Recorded data:
+ + + +

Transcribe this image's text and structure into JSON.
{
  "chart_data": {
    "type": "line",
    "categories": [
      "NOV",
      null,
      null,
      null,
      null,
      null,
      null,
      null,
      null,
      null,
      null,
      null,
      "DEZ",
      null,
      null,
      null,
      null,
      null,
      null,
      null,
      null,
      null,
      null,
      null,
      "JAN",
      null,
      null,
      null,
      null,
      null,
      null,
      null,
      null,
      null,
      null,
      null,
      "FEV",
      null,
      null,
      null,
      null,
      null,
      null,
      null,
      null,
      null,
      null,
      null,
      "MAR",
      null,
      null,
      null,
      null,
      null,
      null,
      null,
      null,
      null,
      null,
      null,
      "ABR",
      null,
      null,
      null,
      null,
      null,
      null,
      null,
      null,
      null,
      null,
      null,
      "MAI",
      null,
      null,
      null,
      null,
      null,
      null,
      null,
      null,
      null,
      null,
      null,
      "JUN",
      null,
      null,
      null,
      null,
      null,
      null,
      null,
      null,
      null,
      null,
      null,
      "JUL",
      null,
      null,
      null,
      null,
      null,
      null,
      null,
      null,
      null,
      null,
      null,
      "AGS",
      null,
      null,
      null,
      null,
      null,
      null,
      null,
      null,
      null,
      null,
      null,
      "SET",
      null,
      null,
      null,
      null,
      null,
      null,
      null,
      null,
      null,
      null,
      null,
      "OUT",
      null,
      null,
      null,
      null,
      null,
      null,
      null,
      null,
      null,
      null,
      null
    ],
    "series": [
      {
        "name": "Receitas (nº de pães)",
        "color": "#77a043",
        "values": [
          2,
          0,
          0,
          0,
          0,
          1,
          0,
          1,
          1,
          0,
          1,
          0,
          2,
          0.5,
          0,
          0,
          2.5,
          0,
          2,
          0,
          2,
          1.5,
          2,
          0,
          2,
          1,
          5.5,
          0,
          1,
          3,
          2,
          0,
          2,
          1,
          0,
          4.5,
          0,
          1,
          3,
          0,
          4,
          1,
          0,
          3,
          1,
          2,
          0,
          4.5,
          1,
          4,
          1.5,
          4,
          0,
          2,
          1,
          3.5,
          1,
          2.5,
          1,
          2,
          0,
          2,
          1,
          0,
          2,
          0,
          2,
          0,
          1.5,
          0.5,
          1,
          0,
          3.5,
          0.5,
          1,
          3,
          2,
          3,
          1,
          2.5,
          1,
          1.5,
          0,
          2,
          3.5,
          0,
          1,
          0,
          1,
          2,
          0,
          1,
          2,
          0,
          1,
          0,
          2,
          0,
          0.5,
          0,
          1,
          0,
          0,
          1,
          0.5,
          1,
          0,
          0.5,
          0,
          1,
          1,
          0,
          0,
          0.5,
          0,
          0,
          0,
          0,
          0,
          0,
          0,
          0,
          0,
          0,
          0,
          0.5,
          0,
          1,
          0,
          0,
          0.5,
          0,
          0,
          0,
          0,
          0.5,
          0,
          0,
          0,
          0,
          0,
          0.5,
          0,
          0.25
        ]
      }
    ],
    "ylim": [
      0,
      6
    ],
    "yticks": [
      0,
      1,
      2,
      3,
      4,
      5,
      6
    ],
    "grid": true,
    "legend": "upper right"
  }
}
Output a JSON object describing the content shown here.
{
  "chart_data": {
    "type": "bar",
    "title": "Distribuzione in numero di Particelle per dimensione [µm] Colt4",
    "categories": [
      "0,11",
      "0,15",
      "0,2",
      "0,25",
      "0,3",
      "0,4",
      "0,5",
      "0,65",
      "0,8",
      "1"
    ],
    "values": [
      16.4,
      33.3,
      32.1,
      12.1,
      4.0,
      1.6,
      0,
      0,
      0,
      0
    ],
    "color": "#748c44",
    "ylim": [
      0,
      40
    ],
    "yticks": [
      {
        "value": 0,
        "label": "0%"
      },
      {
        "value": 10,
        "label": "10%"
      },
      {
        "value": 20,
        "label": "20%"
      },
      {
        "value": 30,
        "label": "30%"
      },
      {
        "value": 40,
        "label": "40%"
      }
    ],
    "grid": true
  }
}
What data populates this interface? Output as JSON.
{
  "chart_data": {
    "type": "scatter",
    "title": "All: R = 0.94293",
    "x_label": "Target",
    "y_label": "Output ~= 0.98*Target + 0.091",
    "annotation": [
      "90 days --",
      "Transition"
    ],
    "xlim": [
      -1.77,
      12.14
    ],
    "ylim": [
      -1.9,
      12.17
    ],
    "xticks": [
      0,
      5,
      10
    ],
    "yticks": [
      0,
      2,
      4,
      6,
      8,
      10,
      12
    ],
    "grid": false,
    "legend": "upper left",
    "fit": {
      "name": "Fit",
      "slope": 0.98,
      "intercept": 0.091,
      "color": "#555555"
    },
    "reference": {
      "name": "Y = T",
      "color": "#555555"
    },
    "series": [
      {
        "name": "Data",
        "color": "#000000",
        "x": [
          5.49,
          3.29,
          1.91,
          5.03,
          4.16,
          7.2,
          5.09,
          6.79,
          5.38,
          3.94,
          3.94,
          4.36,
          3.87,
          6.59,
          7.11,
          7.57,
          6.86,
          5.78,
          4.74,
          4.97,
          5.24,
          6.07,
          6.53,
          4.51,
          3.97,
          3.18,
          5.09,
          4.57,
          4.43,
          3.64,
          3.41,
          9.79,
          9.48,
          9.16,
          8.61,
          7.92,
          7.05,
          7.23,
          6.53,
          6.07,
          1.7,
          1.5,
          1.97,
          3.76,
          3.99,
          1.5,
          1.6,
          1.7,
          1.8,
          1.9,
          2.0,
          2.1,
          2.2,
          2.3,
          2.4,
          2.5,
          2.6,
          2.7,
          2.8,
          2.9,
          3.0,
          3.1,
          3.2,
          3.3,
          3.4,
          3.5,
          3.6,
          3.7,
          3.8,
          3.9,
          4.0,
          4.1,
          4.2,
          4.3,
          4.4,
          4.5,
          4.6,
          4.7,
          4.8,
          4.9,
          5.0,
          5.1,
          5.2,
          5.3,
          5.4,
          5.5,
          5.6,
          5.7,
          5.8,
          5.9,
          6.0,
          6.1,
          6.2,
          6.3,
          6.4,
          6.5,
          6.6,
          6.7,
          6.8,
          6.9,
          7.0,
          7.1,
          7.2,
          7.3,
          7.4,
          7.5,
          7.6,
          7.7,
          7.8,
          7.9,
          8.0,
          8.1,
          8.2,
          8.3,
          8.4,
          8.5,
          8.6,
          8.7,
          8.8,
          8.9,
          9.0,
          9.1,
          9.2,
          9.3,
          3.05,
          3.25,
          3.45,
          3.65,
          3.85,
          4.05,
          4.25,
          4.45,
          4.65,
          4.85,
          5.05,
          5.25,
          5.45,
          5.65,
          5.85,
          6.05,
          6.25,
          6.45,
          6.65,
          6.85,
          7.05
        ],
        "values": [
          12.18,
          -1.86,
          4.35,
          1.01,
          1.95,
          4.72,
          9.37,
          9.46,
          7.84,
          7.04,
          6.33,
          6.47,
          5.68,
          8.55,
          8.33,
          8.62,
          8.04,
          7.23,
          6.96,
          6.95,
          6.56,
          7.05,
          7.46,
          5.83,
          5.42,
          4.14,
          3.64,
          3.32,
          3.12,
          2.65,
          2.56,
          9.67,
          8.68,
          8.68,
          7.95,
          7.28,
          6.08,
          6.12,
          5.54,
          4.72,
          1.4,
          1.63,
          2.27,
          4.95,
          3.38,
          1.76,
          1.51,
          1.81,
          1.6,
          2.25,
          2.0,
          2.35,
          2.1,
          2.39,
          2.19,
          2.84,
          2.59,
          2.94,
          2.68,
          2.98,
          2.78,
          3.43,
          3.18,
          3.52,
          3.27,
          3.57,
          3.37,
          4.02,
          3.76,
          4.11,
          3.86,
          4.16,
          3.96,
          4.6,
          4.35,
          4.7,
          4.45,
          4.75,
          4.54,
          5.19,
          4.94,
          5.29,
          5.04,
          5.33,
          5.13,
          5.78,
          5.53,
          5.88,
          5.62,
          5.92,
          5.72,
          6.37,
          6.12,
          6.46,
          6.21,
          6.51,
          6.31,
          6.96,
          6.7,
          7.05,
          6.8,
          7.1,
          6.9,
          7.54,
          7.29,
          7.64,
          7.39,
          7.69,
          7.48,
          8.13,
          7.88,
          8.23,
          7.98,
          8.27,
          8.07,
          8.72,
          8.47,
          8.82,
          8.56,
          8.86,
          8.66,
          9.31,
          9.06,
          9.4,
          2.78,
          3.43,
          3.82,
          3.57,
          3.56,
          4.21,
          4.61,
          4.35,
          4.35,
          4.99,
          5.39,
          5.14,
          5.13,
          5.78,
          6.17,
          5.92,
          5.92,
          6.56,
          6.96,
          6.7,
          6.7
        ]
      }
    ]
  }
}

+ + + +

__THE REQUEST__. Find the lines above that contain the word "JSON" and collect them.

__TASK OUTPUT__.
Transcribe this image's text and structure into JSON.
Output a JSON object describing the content shown here.
What data populates this interface? Output as JSON.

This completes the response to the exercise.